[GIVEN RECORDS]

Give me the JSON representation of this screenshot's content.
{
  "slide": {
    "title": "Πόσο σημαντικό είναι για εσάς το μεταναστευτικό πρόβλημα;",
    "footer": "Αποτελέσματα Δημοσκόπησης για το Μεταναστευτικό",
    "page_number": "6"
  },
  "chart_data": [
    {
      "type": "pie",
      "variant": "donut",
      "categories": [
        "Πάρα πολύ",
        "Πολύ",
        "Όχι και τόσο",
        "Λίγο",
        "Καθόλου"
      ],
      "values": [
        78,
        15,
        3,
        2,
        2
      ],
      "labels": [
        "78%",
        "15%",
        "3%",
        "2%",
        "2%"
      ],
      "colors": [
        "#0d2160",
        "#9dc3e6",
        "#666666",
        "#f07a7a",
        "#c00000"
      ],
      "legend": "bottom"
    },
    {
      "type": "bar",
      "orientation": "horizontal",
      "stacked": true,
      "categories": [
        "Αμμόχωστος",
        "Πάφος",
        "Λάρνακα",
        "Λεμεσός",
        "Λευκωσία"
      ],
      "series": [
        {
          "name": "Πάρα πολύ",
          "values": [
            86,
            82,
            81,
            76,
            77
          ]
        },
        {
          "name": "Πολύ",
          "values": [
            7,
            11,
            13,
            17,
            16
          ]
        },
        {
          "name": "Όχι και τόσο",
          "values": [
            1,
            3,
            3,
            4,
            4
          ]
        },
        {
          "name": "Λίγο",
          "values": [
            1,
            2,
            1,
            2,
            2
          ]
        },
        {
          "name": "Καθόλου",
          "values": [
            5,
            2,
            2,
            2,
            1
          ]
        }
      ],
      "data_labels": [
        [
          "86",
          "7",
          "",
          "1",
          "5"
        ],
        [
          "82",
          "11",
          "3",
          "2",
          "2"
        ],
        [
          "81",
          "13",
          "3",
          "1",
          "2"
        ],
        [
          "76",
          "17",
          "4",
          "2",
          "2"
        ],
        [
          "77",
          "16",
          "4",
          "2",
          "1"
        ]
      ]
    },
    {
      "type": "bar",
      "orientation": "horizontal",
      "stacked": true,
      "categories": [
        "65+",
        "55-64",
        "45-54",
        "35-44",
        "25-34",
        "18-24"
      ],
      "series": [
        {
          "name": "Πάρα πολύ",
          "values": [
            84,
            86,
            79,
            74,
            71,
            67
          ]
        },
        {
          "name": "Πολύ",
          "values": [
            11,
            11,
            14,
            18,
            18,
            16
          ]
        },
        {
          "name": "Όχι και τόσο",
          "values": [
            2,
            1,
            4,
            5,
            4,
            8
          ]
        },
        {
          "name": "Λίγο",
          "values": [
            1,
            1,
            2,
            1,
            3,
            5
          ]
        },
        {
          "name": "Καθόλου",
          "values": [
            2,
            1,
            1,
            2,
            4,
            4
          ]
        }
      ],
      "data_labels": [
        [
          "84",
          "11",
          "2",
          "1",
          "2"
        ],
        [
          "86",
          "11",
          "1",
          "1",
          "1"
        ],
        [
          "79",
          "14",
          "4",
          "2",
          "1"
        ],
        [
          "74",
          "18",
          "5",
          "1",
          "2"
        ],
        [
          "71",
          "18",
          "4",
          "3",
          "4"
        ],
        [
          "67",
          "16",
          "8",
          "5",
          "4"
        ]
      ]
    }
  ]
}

[WRITTEN EXERCISE]
Write each line above out exactly.

[CORRECT ANSWER]
Give me the JSON representation of this screenshot's content.
{
  "slide": {
    "title": "Πόσο σημαντικό είναι για εσάς το μεταναστευτικό πρόβλημα;",
    "footer": "Αποτελέσματα Δημοσκόπησης για το Μεταναστευτικό",
    "page_number": "6"
  },
  "chart_data": [
    {
      "type": "pie",
      "variant": "donut",
      "categories": [
        "Πάρα πολύ",
        "Πολύ",
        "Όχι και τόσο",
        "Λίγο",
        "Καθόλου"
      ],
      "values": [
        78,
        15,
        3,
        2,
        2
      ],
      "labels": [
        "78%",
        "15%",
        "3%",
        "2%",
        "2%"
      ],
      "colors": [
        "#0d2160",
        "#9dc3e6",
        "#666666",
        "#f07a7a",
        "#c00000"
      ],
      "legend": "bottom"
    },
    {
      "type": "bar",
      "orientation": "horizontal",
      "stacked": true,
      "categories": [
        "Αμμόχωστος",
        "Πάφος",
        "Λάρνακα",
        "Λεμεσός",
        "Λευκωσία"
      ],
      "series": [
        {
          "name": "Πάρα πολύ",
          "values": [
            86,
            82,
            81,
            76,
            77
          ]
        },
        {
          "name": "Πολύ",
          "values": [
            7,
            11,
            13,
            17,
            16
          ]
        },
        {
          "name": "Όχι και τόσο",
          "values": [
            1,
            3,
            3,
            4,
            4
          ]
        },
        {
          "name": "Λίγο",
          "values": [
            1,
            2,
            1,
            2,
            2
          ]
        },
        {
          "name": "Καθόλου",
          "values": [
            5,
            2,
            2,
            2,
            1
          ]
        }
      ],
      "data_labels": [
        [
          "86",
          "7",
          "",
          "1",
          "5"
        ],
        [
          "82",
          "11",
          "3",
          "2",
          "2"
        ],
        [
          "81",
          "13",
          "3",
          "1",
          "2"
        ],
        [
          "76",
          "17",
          "4",
          "2",
          "2"
        ],
        [
          "77",
          "16",
          "4",
          "2",
          "1"
        ]
      ]
    },
    {
      "type": "bar",
      "orientation": "horizontal",
      "stacked": true,
      "categories": [
        "65+",
        "55-64",
        "45-54",
        "35-44",
        "25-34",
        "18-24"
      ],
      "series": [
        {
          "name": "Πάρα πολύ",
          "values": [
            84,
            86,
            79,
            74,
            71,
            67
          ]
        },
        {
          "name": "Πολύ",
          "values": [
            11,
            11,
            14,
            18,
            18,
            16
          ]
        },
        {
          "name": "Όχι και τόσο",
          "values": [
            2,
            1,
            4,
            5,
            4,
            8
          ]
        },
        {
          "name": "Λίγο",
          "values": [
            1,
            1,
            2,
            1,
            3,
            5
          ]
        },
        {
          "name": "Καθόλου",
          "values": [
            2,
            1,
            1,
            2,
            4,
            4
          ]
        }
      ],
      "data_labels": [
        [
          "84",
          "11",
          "2",
          "1",
          "2"
        ],
        [
          "86",
          "11",
          "1",
          "1",
          "1"
        ],
        [
          "79",
          "14",
          "4",
          "2",
          "1"
        ],
        [
          "74",
          "18",
          "5",
          "1",
          "2"
        ],
        [
          "71",
          "18",
          "4",
          "3",
          "4"
        ],
        [
          "67",
          "16",
          "8",
          "5",
          "4"
        ]
      ]
    }
  ]
}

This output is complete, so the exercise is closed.